Data for processing:
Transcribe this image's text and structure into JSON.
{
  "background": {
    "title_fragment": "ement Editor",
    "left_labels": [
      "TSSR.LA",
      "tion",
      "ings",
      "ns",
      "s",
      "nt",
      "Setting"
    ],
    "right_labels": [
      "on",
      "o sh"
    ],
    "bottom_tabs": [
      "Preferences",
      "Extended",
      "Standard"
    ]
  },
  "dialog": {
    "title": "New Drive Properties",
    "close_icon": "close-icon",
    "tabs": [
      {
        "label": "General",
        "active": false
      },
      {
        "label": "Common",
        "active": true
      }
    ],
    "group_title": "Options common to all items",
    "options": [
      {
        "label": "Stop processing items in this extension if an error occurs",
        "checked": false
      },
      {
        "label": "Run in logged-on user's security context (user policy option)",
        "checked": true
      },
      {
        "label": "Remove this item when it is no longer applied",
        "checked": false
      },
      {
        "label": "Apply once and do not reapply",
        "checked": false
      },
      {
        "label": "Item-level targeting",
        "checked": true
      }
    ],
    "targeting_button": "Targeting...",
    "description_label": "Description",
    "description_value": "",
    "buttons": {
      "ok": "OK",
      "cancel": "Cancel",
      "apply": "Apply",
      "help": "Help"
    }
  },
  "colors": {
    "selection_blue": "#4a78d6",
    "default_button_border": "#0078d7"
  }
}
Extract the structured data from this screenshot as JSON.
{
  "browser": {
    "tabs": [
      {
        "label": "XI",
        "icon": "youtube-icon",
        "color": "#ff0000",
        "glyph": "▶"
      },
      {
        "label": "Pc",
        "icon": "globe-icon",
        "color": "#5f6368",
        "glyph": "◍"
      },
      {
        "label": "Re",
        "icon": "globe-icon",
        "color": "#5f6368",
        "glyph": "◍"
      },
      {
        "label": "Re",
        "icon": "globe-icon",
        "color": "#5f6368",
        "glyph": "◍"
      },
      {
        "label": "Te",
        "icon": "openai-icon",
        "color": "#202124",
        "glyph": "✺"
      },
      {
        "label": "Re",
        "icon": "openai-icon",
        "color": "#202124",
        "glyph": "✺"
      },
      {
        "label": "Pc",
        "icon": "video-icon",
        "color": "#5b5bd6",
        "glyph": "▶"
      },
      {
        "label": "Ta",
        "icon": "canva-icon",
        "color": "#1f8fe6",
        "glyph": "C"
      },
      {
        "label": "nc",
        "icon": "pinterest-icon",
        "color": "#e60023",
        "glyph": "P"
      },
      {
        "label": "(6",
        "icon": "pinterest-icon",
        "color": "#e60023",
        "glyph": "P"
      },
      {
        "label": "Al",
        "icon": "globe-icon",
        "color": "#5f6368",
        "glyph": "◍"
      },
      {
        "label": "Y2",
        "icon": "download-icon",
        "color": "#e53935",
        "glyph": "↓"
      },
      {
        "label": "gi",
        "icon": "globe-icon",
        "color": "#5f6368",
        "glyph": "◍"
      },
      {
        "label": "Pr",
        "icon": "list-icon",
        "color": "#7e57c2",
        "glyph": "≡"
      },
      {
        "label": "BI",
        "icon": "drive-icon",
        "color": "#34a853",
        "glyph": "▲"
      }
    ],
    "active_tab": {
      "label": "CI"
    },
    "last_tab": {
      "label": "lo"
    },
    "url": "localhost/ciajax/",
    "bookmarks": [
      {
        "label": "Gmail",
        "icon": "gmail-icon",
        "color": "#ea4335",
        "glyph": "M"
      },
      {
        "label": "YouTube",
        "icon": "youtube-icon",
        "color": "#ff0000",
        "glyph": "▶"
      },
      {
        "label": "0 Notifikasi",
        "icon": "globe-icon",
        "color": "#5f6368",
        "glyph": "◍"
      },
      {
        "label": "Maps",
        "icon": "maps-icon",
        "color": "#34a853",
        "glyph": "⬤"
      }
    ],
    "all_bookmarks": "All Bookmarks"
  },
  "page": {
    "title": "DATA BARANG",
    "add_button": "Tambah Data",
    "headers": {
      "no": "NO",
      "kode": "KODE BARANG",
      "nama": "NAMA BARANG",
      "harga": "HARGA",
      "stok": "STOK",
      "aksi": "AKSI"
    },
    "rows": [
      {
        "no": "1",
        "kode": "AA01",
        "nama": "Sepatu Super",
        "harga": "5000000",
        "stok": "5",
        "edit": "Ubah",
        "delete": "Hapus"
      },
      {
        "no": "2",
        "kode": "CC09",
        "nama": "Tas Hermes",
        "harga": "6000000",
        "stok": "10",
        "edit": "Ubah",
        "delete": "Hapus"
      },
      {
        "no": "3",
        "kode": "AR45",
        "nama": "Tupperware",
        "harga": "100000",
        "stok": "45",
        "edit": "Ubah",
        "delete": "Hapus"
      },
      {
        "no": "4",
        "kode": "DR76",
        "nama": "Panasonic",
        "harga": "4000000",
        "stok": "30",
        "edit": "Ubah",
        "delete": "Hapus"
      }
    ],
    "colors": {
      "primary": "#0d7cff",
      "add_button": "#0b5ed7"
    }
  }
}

Exercise instructions: Retype every entry word for word.

Exercise output:
Transcribe this image's text and structure into JSON.
{
  "background": {
    "title_fragment": "ement Editor",
    "left_labels": [
      "TSSR.LA",
      "tion",
      "ings",
      "ns",
      "s",
      "nt",
      "Setting"
    ],
    "right_labels": [
      "on",
      "o sh"
    ],
    "bottom_tabs": [
      "Preferences",
      "Extended",
      "Standard"
    ]
  },
  "dialog": {
    "title": "New Drive Properties",
    "close_icon": "close-icon",
    "tabs": [
      {
        "label": "General",
        "active": false
      },
      {
        "label": "Common",
        "active": true
      }
    ],
    "group_title": "Options common to all items",
    "options": [
      {
        "label": "Stop processing items in this extension if an error occurs",
        "checked": false
      },
      {
        "label": "Run in logged-on user's security context (user policy option)",
        "checked": true
      },
      {
        "label": "Remove this item when it is no longer applied",
        "checked": false
      },
      {
        "label": "Apply once and do not reapply",
        "checked": false
      },
      {
        "label": "Item-level targeting",
        "checked": true
      }
    ],
    "targeting_button": "Targeting...",
    "description_label": "Description",
    "description_value": "",
    "buttons": {
      "ok": "OK",
      "cancel": "Cancel",
      "apply": "Apply",
      "help": "Help"
    }
  },
  "colors": {
    "selection_blue": "#4a78d6",
    "default_button_border": "#0078d7"
  }
}
Extract the structured data from this screenshot as JSON.
{
  "browser": {
    "tabs": [
      {
        "label": "XI",
        "icon": "youtube-icon",
        "color": "#ff0000",
        "glyph": "▶"
      },
      {
        "label": "Pc",
        "icon": "globe-icon",
        "color": "#5f6368",
        "glyph": "◍"
      },
      {
        "label": "Re",
        "icon": "globe-icon",
        "color": "#5f6368",
        "glyph": "◍"
      },
      {
        "label": "Re",
        "icon": "globe-icon",
        "color": "#5f6368",
        "glyph": "◍"
      },
      {
        "label": "Te",
        "icon": "openai-icon",
        "color": "#202124",
        "glyph": "✺"
      },
      {
        "label": "Re",
        "icon": "openai-icon",
        "color": "#202124",
        "glyph": "✺"
      },
      {
        "label": "Pc",
        "icon": "video-icon",
        "color": "#5b5bd6",
        "glyph": "▶"
      },
      {
        "label": "Ta",
        "icon": "canva-icon",
        "color": "#1f8fe6",
        "glyph": "C"
      },
      {
        "label": "nc",
        "icon": "pinterest-icon",
        "color": "#e60023",
        "glyph": "P"
      },
      {
        "label": "(6",
        "icon": "pinterest-icon",
        "color": "#e60023",
        "glyph": "P"
      },
      {
        "label": "Al",
        "icon": "globe-icon",
        "color": "#5f6368",
        "glyph": "◍"
      },
      {
        "label": "Y2",
        "icon": "download-icon",
        "color": "#e53935",
        "glyph": "↓"
      },
      {
        "label": "gi",
        "icon": "globe-icon",
        "color": "#5f6368",
        "glyph": "◍"
      },
      {
        "label": "Pr",
        "icon": "list-icon",
        "color": "#7e57c2",
        "glyph": "≡"
      },
      {
        "label": "BI",
        "icon": "drive-icon",
        "color": "#34a853",
        "glyph": "▲"
      }
    ],
    "active_tab": {
      "label": "CI"
    },
    "last_tab": {
      "label": "lo"
    },
    "url": "localhost/ciajax/",
    "bookmarks": [
      {
        "label": "Gmail",
        "icon": "gmail-icon",
        "color": "#ea4335",
        "glyph": "M"
      },
      {
        "label": "YouTube",
        "icon": "youtube-icon",
        "color": "#ff0000",
        "glyph": "▶"
      },
      {
        "label": "0 Notifikasi",
        "icon": "globe-icon",
        "color": "#5f6368",
        "glyph": "◍"
      },
      {
        "label": "Maps",
        "icon": "maps-icon",
        "color": "#34a853",
        "glyph": "⬤"
      }
    ],
    "all_bookmarks": "All Bookmarks"
  },
  "page": {
    "title": "DATA BARANG",
    "add_button": "Tambah Data",
    "headers": {
      "no": "NO",
      "kode": "KODE BARANG",
      "nama": "NAMA BARANG",
      "harga": "HARGA",
      "stok": "STOK",
      "aksi": "AKSI"
    },
    "rows": [
      {
        "no": "1",
        "kode": "AA01",
        "nama": "Sepatu Super",
        "harga": "5000000",
        "stok": "5",
        "edit": "Ubah",
        "delete": "Hapus"
      },
      {
        "no": "2",
        "kode": "CC09",
        "nama": "Tas Hermes",
        "harga": "6000000",
        "stok": "10",
        "edit": "Ubah",
        "delete": "Hapus"
      },
      {
        "no": "3",
        "kode": "AR45",
        "nama": "Tupperware",
        "harga": "100000",
        "stok": "45",
        "edit": "Ubah",
        "delete": "Hapus"
      },
      {
        "no": "4",
        "kode": "DR76",
        "nama": "Panasonic",
        "harga": "4000000",
        "stok": "30",
        "edit": "Ubah",
        "delete": "Hapus"
      }
    ],
    "colors": {
      "primary": "#0d7cff",
      "add_button": "#0b5ed7"
    }
  }
}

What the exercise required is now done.